::: The data

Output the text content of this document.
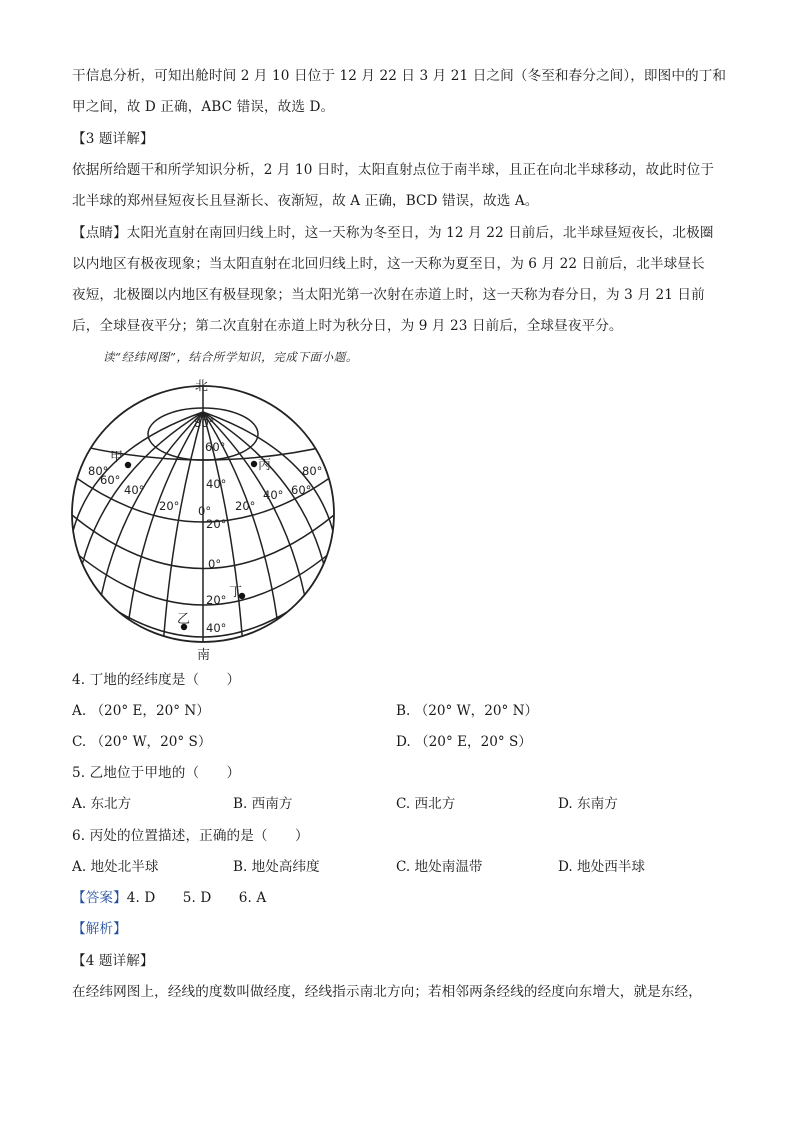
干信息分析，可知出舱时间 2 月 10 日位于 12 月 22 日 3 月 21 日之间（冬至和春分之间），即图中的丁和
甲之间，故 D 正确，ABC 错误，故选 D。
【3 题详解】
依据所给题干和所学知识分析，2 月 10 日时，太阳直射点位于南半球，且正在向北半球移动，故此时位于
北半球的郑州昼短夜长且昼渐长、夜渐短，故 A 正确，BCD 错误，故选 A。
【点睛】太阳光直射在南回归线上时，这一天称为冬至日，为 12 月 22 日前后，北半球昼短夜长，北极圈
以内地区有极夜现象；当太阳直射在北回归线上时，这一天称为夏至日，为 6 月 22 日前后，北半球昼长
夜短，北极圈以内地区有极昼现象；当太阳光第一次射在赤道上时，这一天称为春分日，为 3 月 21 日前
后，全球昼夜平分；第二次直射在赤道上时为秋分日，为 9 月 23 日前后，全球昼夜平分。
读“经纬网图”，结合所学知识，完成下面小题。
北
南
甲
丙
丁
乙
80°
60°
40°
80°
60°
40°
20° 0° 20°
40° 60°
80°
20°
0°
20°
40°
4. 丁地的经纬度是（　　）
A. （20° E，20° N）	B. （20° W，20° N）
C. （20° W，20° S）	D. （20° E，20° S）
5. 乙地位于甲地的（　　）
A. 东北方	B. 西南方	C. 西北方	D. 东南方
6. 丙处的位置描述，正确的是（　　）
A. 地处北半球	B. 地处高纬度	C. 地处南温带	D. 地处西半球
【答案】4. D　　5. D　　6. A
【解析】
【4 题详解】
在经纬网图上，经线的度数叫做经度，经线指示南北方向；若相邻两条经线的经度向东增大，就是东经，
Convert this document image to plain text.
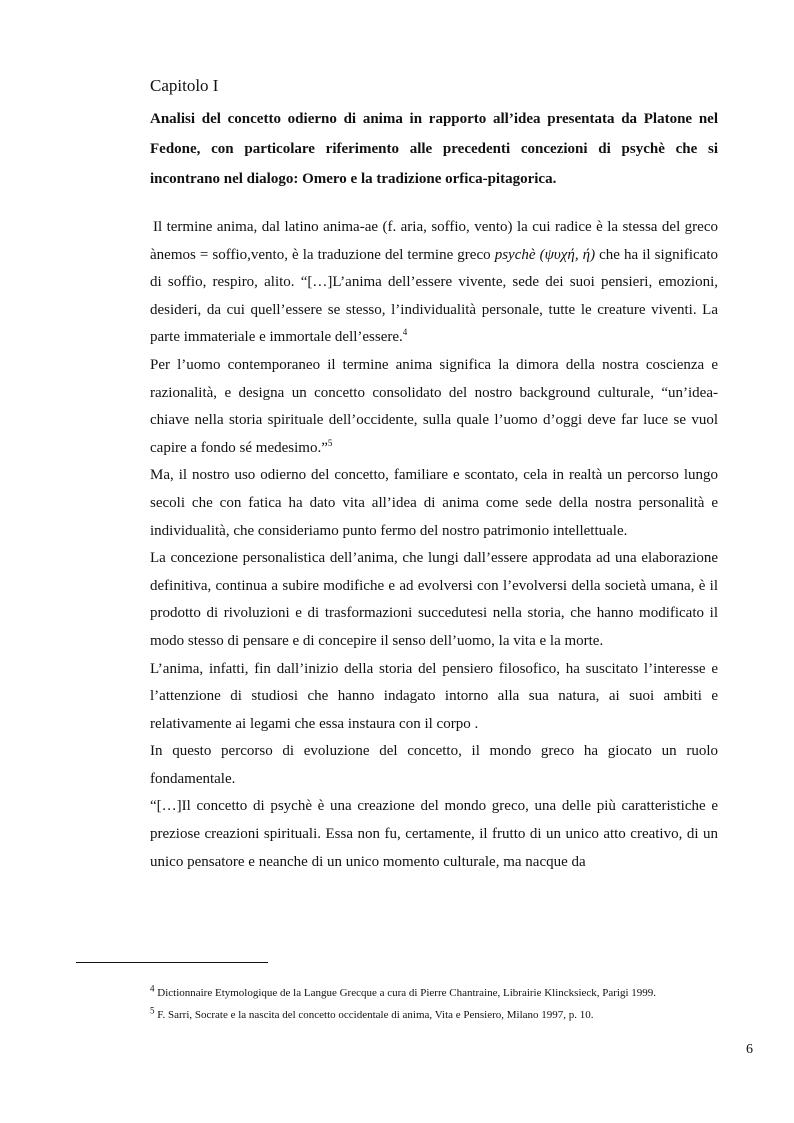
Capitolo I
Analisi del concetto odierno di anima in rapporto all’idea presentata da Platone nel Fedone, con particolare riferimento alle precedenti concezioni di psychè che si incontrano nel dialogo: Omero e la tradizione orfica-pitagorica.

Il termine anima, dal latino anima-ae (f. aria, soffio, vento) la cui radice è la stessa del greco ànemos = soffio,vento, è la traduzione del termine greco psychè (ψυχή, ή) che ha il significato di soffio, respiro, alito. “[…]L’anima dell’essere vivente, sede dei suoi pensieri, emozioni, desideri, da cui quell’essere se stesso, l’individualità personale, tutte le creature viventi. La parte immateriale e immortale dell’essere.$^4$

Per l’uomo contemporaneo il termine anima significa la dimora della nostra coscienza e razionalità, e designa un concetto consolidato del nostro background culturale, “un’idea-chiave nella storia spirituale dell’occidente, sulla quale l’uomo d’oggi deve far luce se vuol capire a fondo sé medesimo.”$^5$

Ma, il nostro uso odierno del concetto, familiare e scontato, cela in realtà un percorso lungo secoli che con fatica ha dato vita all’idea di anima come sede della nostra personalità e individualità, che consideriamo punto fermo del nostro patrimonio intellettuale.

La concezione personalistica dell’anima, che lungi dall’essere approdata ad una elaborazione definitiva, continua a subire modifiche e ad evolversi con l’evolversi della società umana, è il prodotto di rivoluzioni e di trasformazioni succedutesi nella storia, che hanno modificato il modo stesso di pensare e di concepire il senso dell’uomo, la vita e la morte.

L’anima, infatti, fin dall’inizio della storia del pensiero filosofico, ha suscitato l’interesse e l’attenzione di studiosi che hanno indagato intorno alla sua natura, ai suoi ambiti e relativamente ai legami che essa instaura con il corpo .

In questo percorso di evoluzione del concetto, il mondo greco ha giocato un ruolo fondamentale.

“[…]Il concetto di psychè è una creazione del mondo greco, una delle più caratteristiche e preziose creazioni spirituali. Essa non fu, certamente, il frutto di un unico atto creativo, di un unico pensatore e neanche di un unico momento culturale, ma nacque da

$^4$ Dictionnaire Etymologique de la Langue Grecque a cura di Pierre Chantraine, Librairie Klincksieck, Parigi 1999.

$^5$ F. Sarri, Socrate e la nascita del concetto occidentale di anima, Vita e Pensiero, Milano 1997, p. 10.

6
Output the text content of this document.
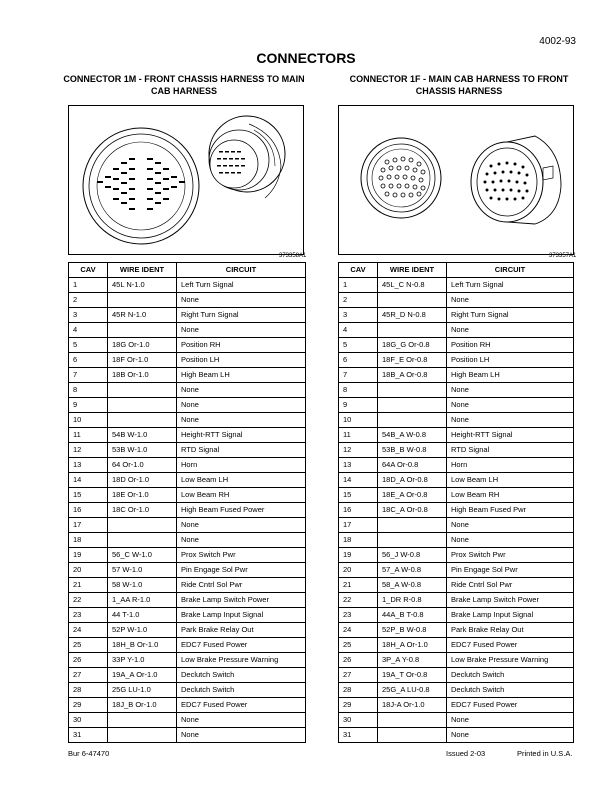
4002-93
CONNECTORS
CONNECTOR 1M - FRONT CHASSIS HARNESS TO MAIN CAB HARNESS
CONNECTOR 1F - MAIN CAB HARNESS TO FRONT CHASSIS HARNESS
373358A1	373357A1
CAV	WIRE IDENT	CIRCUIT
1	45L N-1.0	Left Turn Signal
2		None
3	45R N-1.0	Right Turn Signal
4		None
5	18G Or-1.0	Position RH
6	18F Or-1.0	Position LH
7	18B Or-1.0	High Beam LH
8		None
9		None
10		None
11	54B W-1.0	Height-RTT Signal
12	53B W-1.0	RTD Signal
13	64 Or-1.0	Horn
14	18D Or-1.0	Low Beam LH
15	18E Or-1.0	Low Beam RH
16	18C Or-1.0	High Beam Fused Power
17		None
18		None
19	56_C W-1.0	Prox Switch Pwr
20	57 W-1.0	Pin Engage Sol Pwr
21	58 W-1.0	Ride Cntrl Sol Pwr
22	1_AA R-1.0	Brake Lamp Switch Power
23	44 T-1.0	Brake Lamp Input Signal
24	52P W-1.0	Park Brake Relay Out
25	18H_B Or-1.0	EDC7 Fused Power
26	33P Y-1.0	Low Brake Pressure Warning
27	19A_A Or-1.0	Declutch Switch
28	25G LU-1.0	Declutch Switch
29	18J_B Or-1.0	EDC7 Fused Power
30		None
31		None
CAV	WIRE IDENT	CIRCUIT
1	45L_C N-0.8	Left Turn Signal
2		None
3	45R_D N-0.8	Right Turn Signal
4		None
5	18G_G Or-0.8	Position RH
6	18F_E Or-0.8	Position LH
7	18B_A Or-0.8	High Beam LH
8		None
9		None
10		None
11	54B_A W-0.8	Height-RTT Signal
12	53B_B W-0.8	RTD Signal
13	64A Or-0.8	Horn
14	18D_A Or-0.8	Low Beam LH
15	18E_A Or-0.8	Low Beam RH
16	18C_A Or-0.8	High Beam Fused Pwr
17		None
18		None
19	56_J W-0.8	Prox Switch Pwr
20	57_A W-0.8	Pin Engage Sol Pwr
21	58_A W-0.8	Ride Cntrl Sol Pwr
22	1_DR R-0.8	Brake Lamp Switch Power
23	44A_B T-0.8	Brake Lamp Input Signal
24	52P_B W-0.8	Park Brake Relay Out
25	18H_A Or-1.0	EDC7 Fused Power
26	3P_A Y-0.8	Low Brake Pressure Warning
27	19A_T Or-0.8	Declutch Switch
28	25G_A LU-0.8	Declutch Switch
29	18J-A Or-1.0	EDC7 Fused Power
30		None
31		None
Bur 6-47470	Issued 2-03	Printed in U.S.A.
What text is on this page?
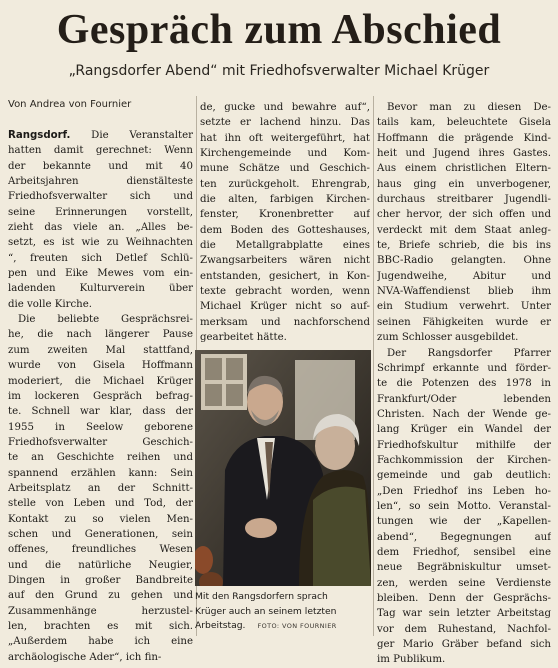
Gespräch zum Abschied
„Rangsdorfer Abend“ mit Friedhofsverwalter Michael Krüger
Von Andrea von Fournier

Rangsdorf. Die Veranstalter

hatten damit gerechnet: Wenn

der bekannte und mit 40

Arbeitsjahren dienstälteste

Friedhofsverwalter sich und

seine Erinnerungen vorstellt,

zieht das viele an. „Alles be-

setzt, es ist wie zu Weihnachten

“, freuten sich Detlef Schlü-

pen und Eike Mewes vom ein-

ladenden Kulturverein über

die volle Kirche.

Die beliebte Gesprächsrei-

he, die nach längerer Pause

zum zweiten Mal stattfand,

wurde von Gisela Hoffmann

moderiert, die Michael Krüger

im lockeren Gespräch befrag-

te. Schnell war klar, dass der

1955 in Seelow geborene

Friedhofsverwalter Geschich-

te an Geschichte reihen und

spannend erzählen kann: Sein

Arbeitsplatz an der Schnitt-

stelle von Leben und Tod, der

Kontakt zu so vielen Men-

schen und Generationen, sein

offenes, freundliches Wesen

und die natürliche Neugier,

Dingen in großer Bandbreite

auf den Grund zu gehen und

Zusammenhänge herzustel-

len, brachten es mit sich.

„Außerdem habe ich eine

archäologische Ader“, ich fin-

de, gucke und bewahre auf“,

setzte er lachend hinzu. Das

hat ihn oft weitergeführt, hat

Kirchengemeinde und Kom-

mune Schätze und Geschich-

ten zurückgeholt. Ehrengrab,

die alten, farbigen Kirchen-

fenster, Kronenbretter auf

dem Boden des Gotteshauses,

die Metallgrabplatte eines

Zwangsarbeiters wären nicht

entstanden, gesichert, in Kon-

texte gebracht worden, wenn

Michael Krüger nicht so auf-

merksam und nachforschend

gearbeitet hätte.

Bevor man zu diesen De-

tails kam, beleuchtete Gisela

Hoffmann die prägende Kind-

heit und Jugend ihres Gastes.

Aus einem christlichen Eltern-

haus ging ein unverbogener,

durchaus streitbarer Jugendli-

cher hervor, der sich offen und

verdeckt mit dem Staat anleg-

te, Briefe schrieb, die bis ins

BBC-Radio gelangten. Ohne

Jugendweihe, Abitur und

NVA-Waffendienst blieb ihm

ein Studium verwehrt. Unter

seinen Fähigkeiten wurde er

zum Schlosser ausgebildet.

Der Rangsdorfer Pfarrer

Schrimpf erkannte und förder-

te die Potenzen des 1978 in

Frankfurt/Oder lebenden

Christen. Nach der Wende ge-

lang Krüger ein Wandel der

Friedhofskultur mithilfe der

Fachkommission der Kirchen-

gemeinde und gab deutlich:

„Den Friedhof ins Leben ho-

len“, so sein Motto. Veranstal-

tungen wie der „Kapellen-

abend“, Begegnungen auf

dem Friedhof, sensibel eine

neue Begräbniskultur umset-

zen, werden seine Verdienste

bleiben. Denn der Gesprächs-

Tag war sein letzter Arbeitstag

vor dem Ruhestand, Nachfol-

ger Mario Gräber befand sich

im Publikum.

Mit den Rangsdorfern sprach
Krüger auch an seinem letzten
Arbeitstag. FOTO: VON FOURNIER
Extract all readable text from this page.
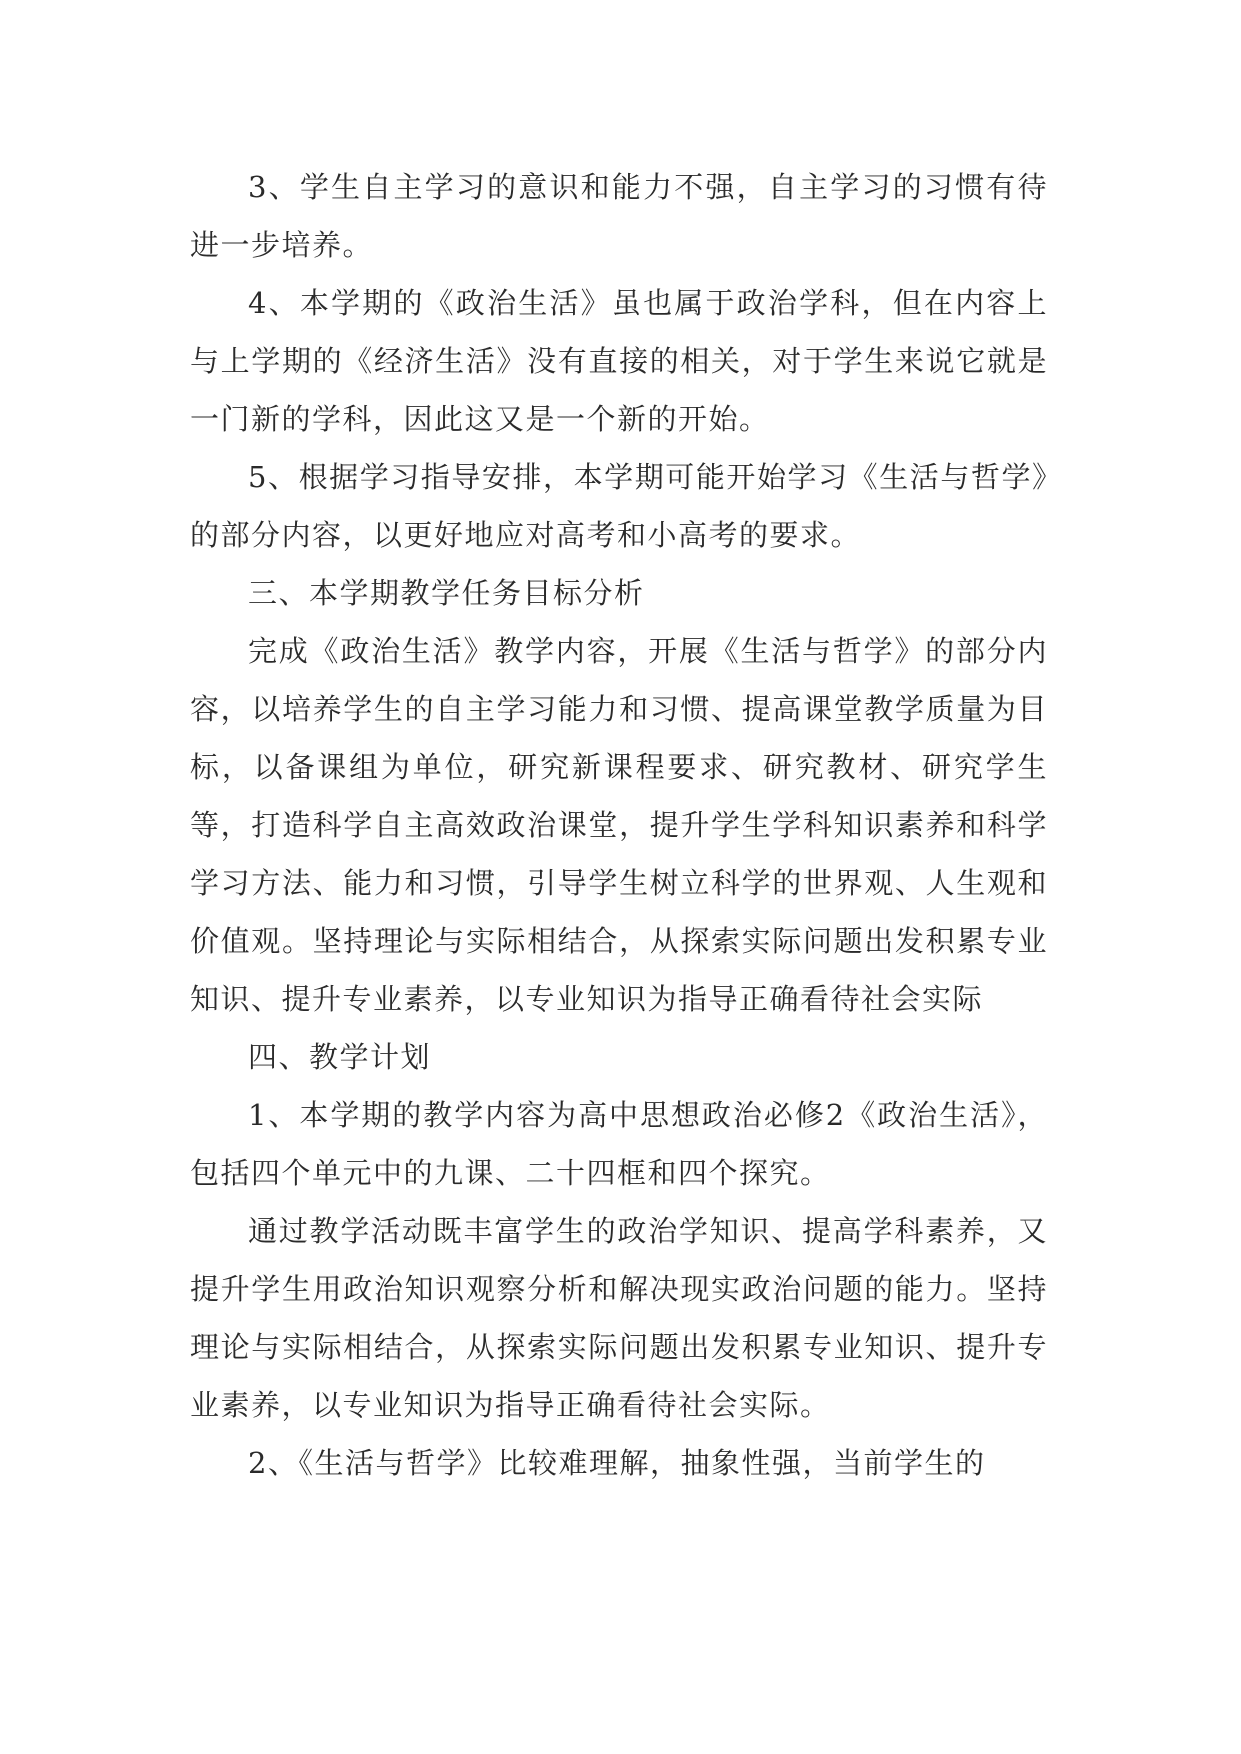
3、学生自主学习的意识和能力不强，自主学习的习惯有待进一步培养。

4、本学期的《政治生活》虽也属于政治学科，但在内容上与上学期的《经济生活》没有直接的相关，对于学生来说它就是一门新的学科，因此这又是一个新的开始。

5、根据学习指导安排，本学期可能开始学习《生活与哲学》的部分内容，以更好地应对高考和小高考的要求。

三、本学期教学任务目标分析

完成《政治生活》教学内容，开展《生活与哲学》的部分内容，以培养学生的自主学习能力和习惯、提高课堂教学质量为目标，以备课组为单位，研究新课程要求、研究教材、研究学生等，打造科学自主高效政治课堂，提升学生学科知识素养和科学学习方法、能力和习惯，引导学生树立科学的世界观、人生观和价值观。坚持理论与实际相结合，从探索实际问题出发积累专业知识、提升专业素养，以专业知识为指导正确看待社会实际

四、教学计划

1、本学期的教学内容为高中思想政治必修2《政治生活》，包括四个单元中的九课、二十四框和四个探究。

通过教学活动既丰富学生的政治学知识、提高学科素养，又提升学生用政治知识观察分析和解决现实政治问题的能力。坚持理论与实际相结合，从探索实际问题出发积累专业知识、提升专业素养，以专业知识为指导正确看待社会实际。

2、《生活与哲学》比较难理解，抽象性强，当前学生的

::::::

▶ **Request**:
Count up every line above that has the word "Krüger" in it; answer with the number alone.

▶ **Final result**:
5